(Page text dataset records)
* * *

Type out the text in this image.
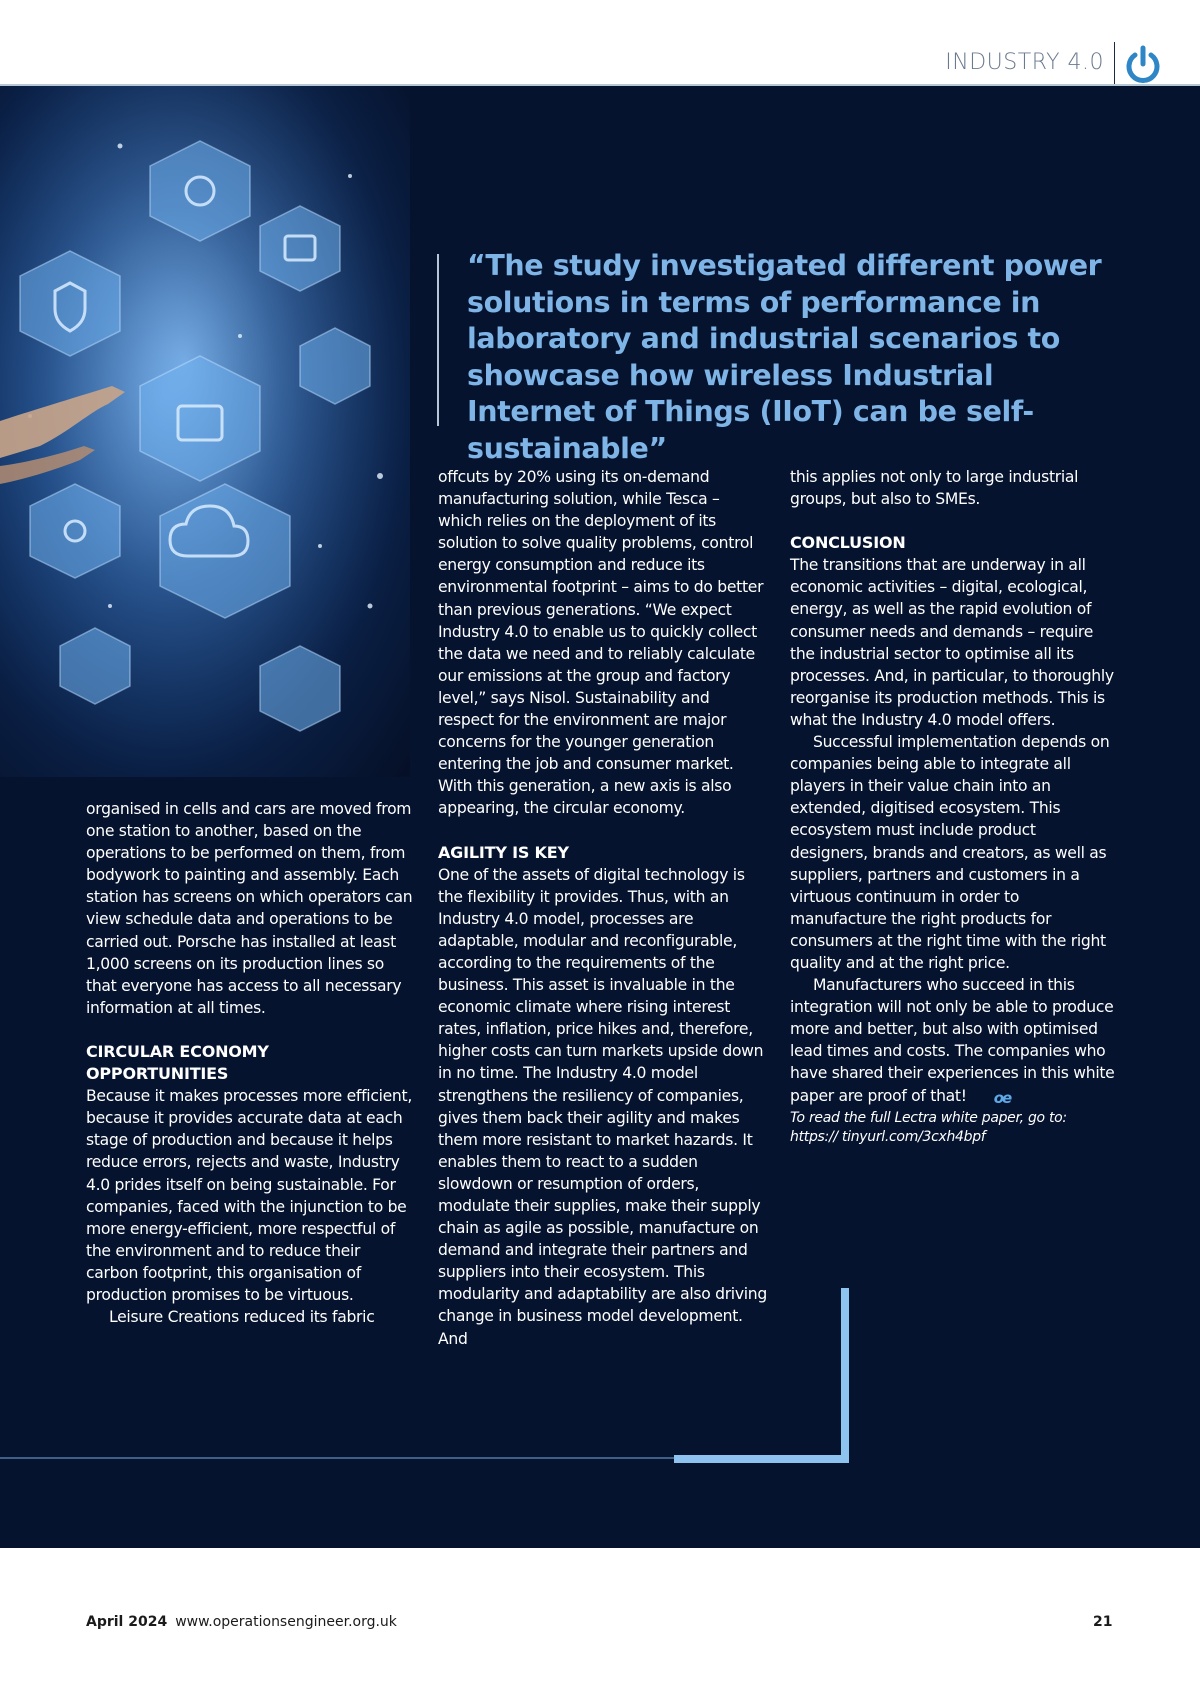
INDUSTRY 4.0
“The study investigated different power solutions in terms of performance in laboratory and industrial scenarios to showcase how wireless Industrial Internet of Things (IIoT) can be self-sustainable”

organised in cells and cars are moved from one station to another, based on the operations to be performed on them, from bodywork to painting and assembly. Each station has screens on which operators can view schedule data and operations to be carried out. Porsche has installed at least 1,000 screens on its production lines so that everyone has access to all necessary information at all times.

CIRCULAR ECONOMY OPPORTUNITIES

Because it makes processes more efficient, because it provides accurate data at each stage of production and because it helps reduce errors, rejects and waste, Industry 4.0 prides itself on being sustainable. For companies, faced with the injunction to be more energy-efficient, more respectful of the environment and to reduce their carbon footprint, this organisation of production promises to be virtuous.

Leisure Creations reduced its fabric

offcuts by 20% using its on-demand manufacturing solution, while Tesca – which relies on the deployment of its solution to solve quality problems, control energy consumption and reduce its environmental footprint – aims to do better than previous generations. “We expect Industry 4.0 to enable us to quickly collect the data we need and to reliably calculate our emissions at the group and factory level,” says Nisol. Sustainability and respect for the environment are major concerns for the younger generation entering the job and consumer market. With this generation, a new axis is also appearing, the circular economy.

AGILITY IS KEY

One of the assets of digital technology is the flexibility it provides. Thus, with an Industry 4.0 model, processes are adaptable, modular and reconfigurable, according to the requirements of the business. This asset is invaluable in the economic climate where rising interest rates, inflation, price hikes and, therefore, higher costs can turn markets upside down in no time. The Industry 4.0 model strengthens the resiliency of companies, gives them back their agility and makes them more resistant to market hazards. It enables them to react to a sudden slowdown or resumption of orders, modulate their supplies, make their supply chain as agile as possible, manufacture on demand and integrate their partners and suppliers into their ecosystem. This modularity and adaptability are also driving change in business model development. And

this applies not only to large industrial groups, but also to SMEs.

CONCLUSION

The transitions that are underway in all economic activities – digital, ecological, energy, as well as the rapid evolution of consumer needs and demands – require the industrial sector to optimise all its processes. And, in particular, to thoroughly reorganise its production methods. This is what the Industry 4.0 model offers.

Successful implementation depends on companies being able to integrate all players in their value chain into an extended, digitised ecosystem. This ecosystem must include product designers, brands and creators, as well as suppliers, partners and customers in a virtuous continuum in order to manufacture the right products for consumers at the right time with the right quality and at the right price.

Manufacturers who succeed in this integration will not only be able to produce more and better, but also with optimised lead times and costs. The companies who have shared their experiences in this white paper are proof of that! oe

To read the full Lectra white paper, go to: https:// tinyurl.com/3cxh4bpf

April 2024 www.operationsengineer.org.uk	21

* * *

§ Activity
Set down every entry above again exactly, dropping each picture.

§ Result for this task
Type out the text in this image.
INDUSTRY 4.0
“The study investigated different power solutions in terms of performance in laboratory and industrial scenarios to showcase how wireless Industrial Internet of Things (IIoT) can be self-sustainable”

organised in cells and cars are moved from one station to another, based on the operations to be performed on them, from bodywork to painting and assembly. Each station has screens on which operators can view schedule data and operations to be carried out. Porsche has installed at least 1,000 screens on its production lines so that everyone has access to all necessary information at all times.

CIRCULAR ECONOMY OPPORTUNITIES

Because it makes processes more efficient, because it provides accurate data at each stage of production and because it helps reduce errors, rejects and waste, Industry 4.0 prides itself on being sustainable. For companies, faced with the injunction to be more energy-efficient, more respectful of the environment and to reduce their carbon footprint, this organisation of production promises to be virtuous.

Leisure Creations reduced its fabric

offcuts by 20% using its on-demand manufacturing solution, while Tesca – which relies on the deployment of its solution to solve quality problems, control energy consumption and reduce its environmental footprint – aims to do better than previous generations. “We expect Industry 4.0 to enable us to quickly collect the data we need and to reliably calculate our emissions at the group and factory level,” says Nisol. Sustainability and respect for the environment are major concerns for the younger generation entering the job and consumer market. With this generation, a new axis is also appearing, the circular economy.

AGILITY IS KEY

One of the assets of digital technology is the flexibility it provides. Thus, with an Industry 4.0 model, processes are adaptable, modular and reconfigurable, according to the requirements of the business. This asset is invaluable in the economic climate where rising interest rates, inflation, price hikes and, therefore, higher costs can turn markets upside down in no time. The Industry 4.0 model strengthens the resiliency of companies, gives them back their agility and makes them more resistant to market hazards. It enables them to react to a sudden slowdown or resumption of orders, modulate their supplies, make their supply chain as agile as possible, manufacture on demand and integrate their partners and suppliers into their ecosystem. This modularity and adaptability are also driving change in business model development. And

this applies not only to large industrial groups, but also to SMEs.

CONCLUSION

The transitions that are underway in all economic activities – digital, ecological, energy, as well as the rapid evolution of consumer needs and demands – require the industrial sector to optimise all its processes. And, in particular, to thoroughly reorganise its production methods. This is what the Industry 4.0 model offers.

Successful implementation depends on companies being able to integrate all players in their value chain into an extended, digitised ecosystem. This ecosystem must include product designers, brands and creators, as well as suppliers, partners and customers in a virtuous continuum in order to manufacture the right products for consumers at the right time with the right quality and at the right price.

Manufacturers who succeed in this integration will not only be able to produce more and better, but also with optimised lead times and costs. The companies who have shared their experiences in this white paper are proof of that! oe

To read the full Lectra white paper, go to: https:// tinyurl.com/3cxh4bpf

April 2024 www.operationsengineer.org.uk	21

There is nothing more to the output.